* **Work to be completed**:
Filter the listing and keep only the lines with the word "JSON".

(Excerpts from a figure dataset)
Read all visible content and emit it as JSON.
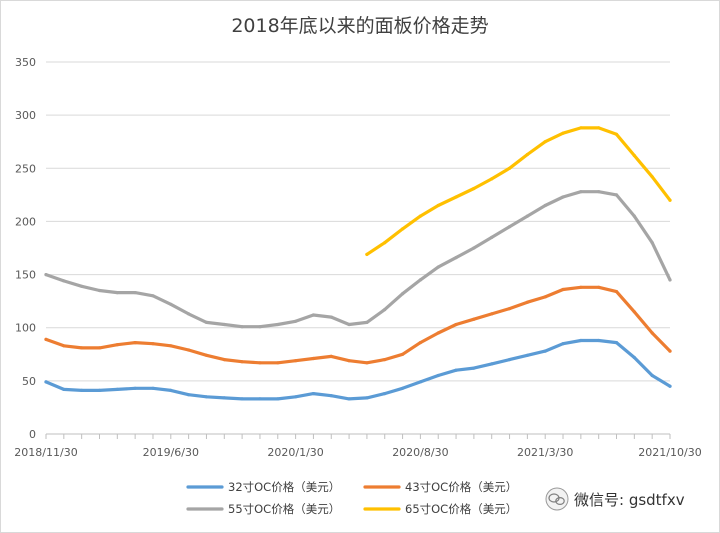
{
  "chart_data": {
    "type": "line",
    "title": "2018年底以来的面板价格走势",
    "xlabel": "",
    "ylabel": "",
    "ylim": [
      0,
      350
    ],
    "yticks": [
      0,
      50,
      100,
      150,
      200,
      250,
      300,
      350
    ],
    "grid": true,
    "legend_position": "bottom",
    "x_tick_labels": [
      "2018/11/30",
      "2019/6/30",
      "2020/1/30",
      "2020/8/30",
      "2021/3/30",
      "2021/10/30"
    ],
    "x": [
      "2018/11",
      "2018/12",
      "2019/1",
      "2019/2",
      "2019/3",
      "2019/4",
      "2019/5",
      "2019/6",
      "2019/7",
      "2019/8",
      "2019/9",
      "2019/10",
      "2019/11",
      "2019/12",
      "2020/1",
      "2020/2",
      "2020/3",
      "2020/4",
      "2020/5",
      "2020/6",
      "2020/7",
      "2020/8",
      "2020/9",
      "2020/10",
      "2020/11",
      "2020/12",
      "2021/1",
      "2021/2",
      "2021/3",
      "2021/4",
      "2021/5",
      "2021/6",
      "2021/7",
      "2021/8",
      "2021/9",
      "2021/10"
    ],
    "series": [
      {
        "name": "32寸OC价格（美元）",
        "color": "#5b9bd5",
        "values": [
          49,
          42,
          41,
          41,
          42,
          43,
          43,
          41,
          37,
          35,
          34,
          33,
          33,
          33,
          35,
          38,
          36,
          33,
          34,
          38,
          43,
          49,
          55,
          60,
          62,
          66,
          70,
          74,
          78,
          85,
          88,
          88,
          86,
          72,
          55,
          45
        ]
      },
      {
        "name": "43寸OC价格（美元）",
        "color": "#ed7d31",
        "values": [
          89,
          83,
          81,
          81,
          84,
          86,
          85,
          83,
          79,
          74,
          70,
          68,
          67,
          67,
          69,
          71,
          73,
          69,
          67,
          70,
          75,
          86,
          95,
          103,
          108,
          113,
          118,
          124,
          129,
          136,
          138,
          138,
          134,
          115,
          95,
          78
        ]
      },
      {
        "name": "55寸OC价格（美元）",
        "color": "#a5a5a5",
        "values": [
          150,
          144,
          139,
          135,
          133,
          133,
          130,
          122,
          113,
          105,
          103,
          101,
          101,
          103,
          106,
          112,
          110,
          103,
          105,
          117,
          132,
          145,
          157,
          166,
          175,
          185,
          195,
          205,
          215,
          223,
          228,
          228,
          225,
          205,
          180,
          145
        ]
      },
      {
        "name": "65寸OC价格（美元）",
        "color": "#ffc000",
        "values": [
          null,
          null,
          null,
          null,
          null,
          null,
          null,
          null,
          null,
          null,
          null,
          null,
          null,
          null,
          null,
          null,
          null,
          null,
          169,
          180,
          193,
          205,
          215,
          223,
          231,
          240,
          250,
          263,
          275,
          283,
          288,
          288,
          282,
          262,
          242,
          220
        ]
      }
    ]
  },
  "watermark": {
    "text": "微信号: gsdtfxv",
    "icon": "wechat-icon"
  }
}
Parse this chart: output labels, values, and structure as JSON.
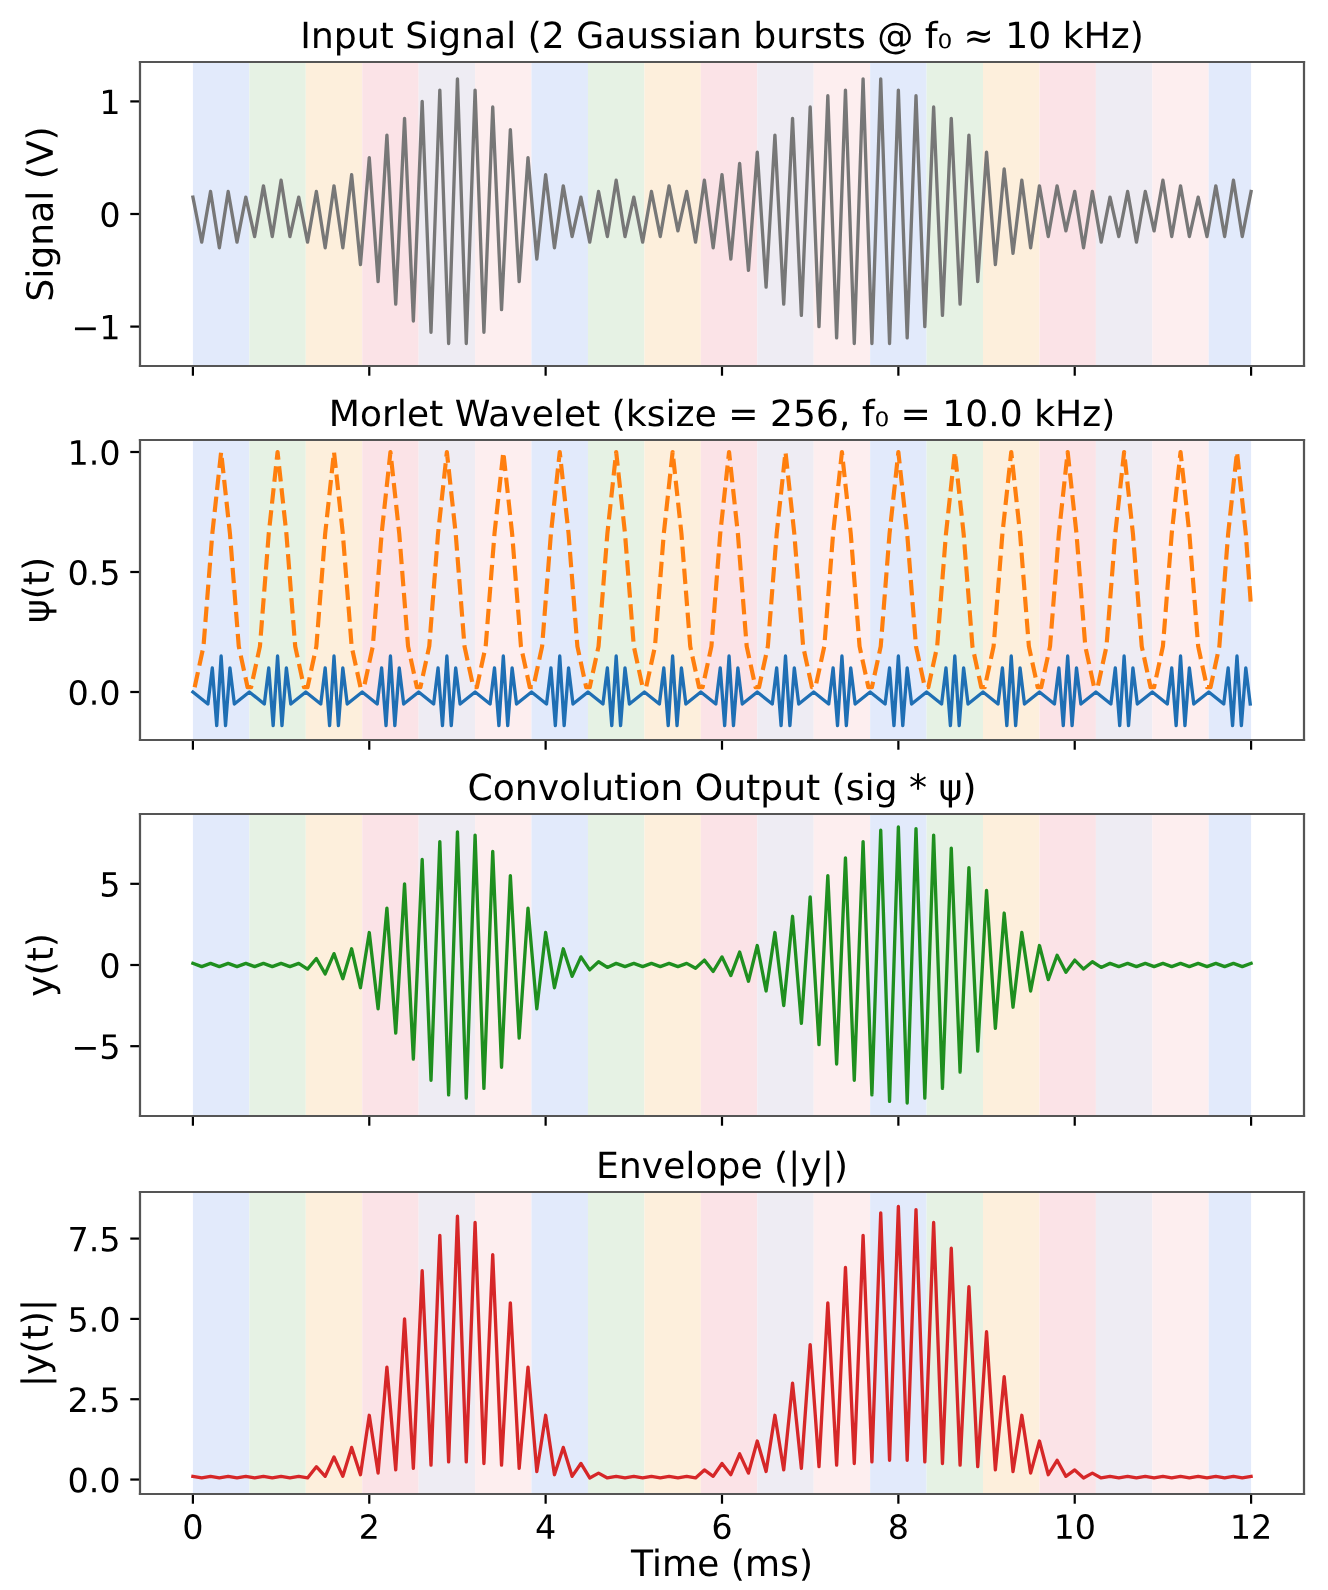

* **Solution**:
Read all visible content and emit it as JSON.
Parse this chart: output labels, values, and structure as JSON.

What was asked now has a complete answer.